*Records shown*:
** Start **
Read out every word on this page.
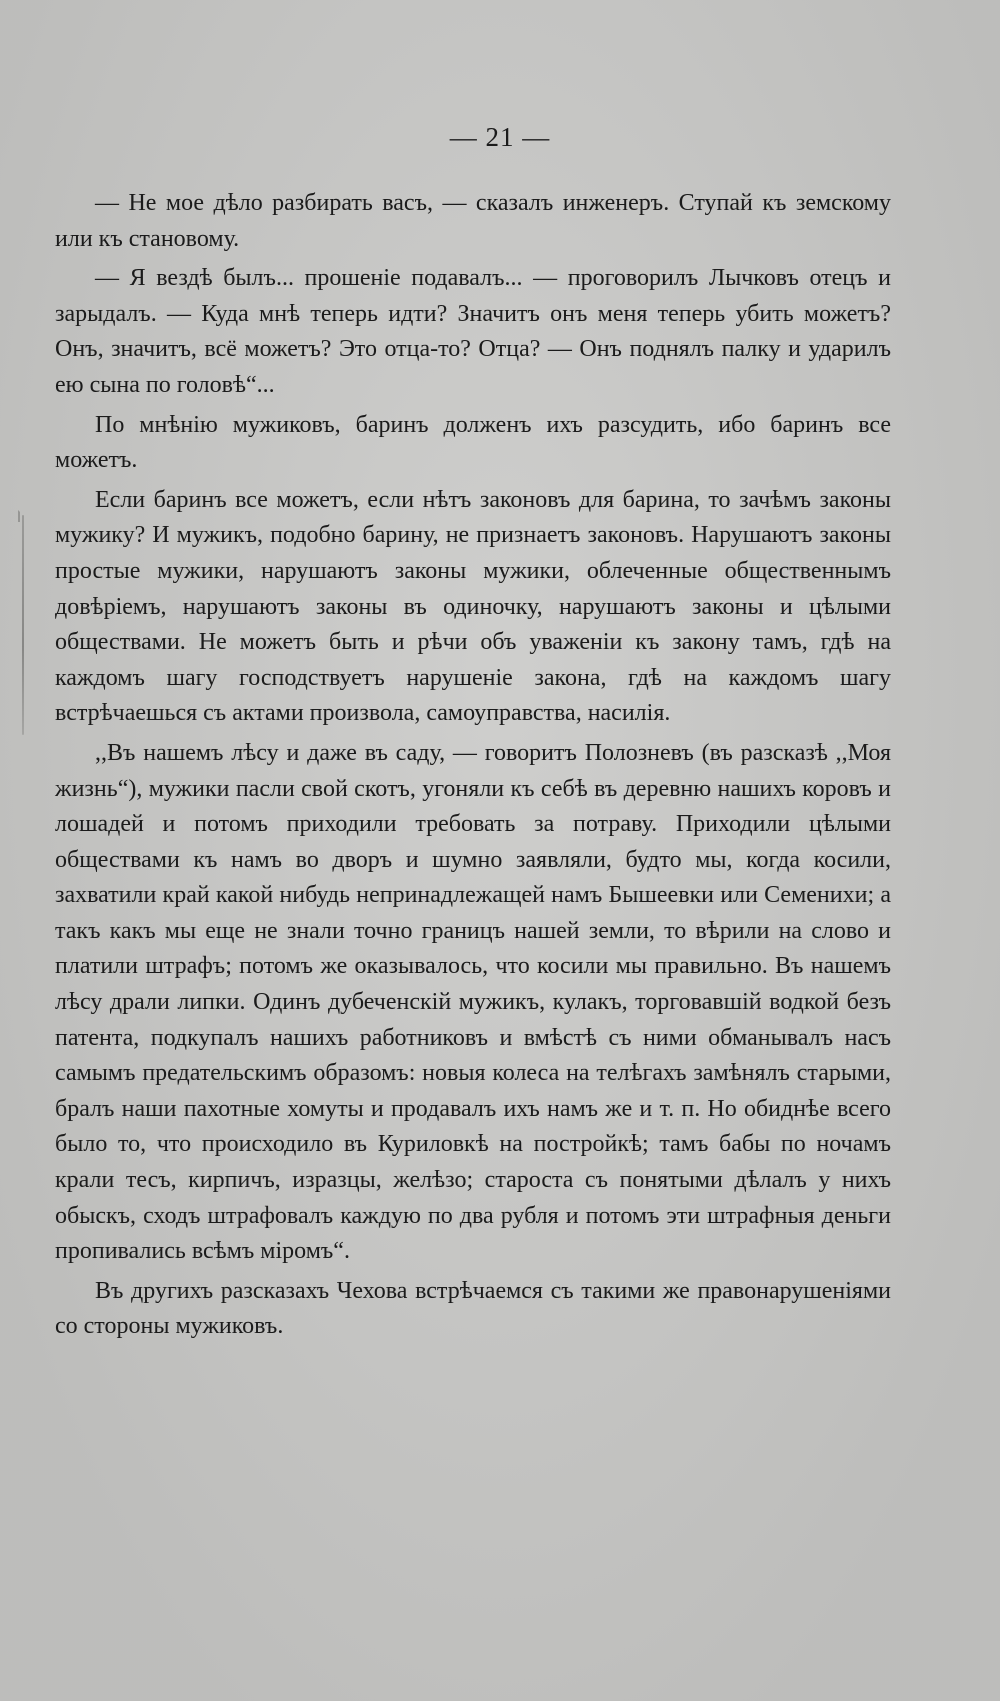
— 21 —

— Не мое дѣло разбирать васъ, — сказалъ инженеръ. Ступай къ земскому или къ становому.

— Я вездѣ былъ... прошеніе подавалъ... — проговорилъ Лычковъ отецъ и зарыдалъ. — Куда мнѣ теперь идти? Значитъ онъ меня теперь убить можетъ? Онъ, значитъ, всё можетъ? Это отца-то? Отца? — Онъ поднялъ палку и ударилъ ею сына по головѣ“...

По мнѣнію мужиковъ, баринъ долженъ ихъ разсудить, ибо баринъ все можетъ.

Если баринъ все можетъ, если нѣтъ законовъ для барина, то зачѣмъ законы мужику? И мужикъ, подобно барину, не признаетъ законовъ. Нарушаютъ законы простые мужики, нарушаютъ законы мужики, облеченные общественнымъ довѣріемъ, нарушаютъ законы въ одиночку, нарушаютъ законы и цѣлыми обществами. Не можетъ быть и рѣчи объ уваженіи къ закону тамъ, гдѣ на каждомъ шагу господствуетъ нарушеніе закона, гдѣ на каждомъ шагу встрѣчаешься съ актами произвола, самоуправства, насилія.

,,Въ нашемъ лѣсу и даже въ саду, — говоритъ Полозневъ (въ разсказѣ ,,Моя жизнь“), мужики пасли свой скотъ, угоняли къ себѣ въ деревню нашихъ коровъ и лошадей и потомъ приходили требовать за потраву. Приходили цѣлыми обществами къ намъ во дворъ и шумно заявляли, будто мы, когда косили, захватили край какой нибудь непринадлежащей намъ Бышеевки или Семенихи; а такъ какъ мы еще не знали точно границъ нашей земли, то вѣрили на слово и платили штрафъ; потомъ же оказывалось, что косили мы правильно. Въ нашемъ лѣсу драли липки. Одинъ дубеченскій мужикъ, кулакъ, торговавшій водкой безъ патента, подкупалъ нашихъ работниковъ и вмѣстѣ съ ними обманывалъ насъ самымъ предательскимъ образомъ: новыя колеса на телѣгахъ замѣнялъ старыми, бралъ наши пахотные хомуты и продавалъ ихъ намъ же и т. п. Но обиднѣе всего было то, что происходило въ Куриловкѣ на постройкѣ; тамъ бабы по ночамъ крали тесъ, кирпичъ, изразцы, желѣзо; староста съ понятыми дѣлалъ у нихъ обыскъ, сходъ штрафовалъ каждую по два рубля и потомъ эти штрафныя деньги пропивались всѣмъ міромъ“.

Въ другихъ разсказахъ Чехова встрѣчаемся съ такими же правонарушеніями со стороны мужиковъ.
** End **
Copy out the listing exactly as it stands, but not the pictures.

*Response to the task*:
Read out every word on this page.
— 21 —

— Не мое дѣло разбирать васъ, — сказалъ инженеръ. Ступай къ земскому или къ становому.

— Я вездѣ былъ... прошеніе подавалъ... — проговорилъ Лычковъ отецъ и зарыдалъ. — Куда мнѣ теперь идти? Значитъ онъ меня теперь убить можетъ? Онъ, значитъ, всё можетъ? Это отца-то? Отца? — Онъ поднялъ палку и ударилъ ею сына по головѣ“...

По мнѣнію мужиковъ, баринъ долженъ ихъ разсудить, ибо баринъ все можетъ.

Если баринъ все можетъ, если нѣтъ законовъ для барина, то зачѣмъ законы мужику? И мужикъ, подобно барину, не признаетъ законовъ. Нарушаютъ законы простые мужики, нарушаютъ законы мужики, облеченные общественнымъ довѣріемъ, нарушаютъ законы въ одиночку, нарушаютъ законы и цѣлыми обществами. Не можетъ быть и рѣчи объ уваженіи къ закону тамъ, гдѣ на каждомъ шагу господствуетъ нарушеніе закона, гдѣ на каждомъ шагу встрѣчаешься съ актами произвола, самоуправства, насилія.

,,Въ нашемъ лѣсу и даже въ саду, — говоритъ Полозневъ (въ разсказѣ ,,Моя жизнь“), мужики пасли свой скотъ, угоняли къ себѣ въ деревню нашихъ коровъ и лошадей и потомъ приходили требовать за потраву. Приходили цѣлыми обществами къ намъ во дворъ и шумно заявляли, будто мы, когда косили, захватили край какой нибудь непринадлежащей намъ Бышеевки или Семенихи; а такъ какъ мы еще не знали точно границъ нашей земли, то вѣрили на слово и платили штрафъ; потомъ же оказывалось, что косили мы правильно. Въ нашемъ лѣсу драли липки. Одинъ дубеченскій мужикъ, кулакъ, торговавшій водкой безъ патента, подкупалъ нашихъ работниковъ и вмѣстѣ съ ними обманывалъ насъ самымъ предательскимъ образомъ: новыя колеса на телѣгахъ замѣнялъ старыми, бралъ наши пахотные хомуты и продавалъ ихъ намъ же и т. п. Но обиднѣе всего было то, что происходило въ Куриловкѣ на постройкѣ; тамъ бабы по ночамъ крали тесъ, кирпичъ, изразцы, желѣзо; староста съ понятыми дѣлалъ у нихъ обыскъ, сходъ штрафовалъ каждую по два рубля и потомъ эти штрафныя деньги пропивались всѣмъ міромъ“.

Въ другихъ разсказахъ Чехова встрѣчаемся съ такими же правонарушеніями со стороны мужиковъ.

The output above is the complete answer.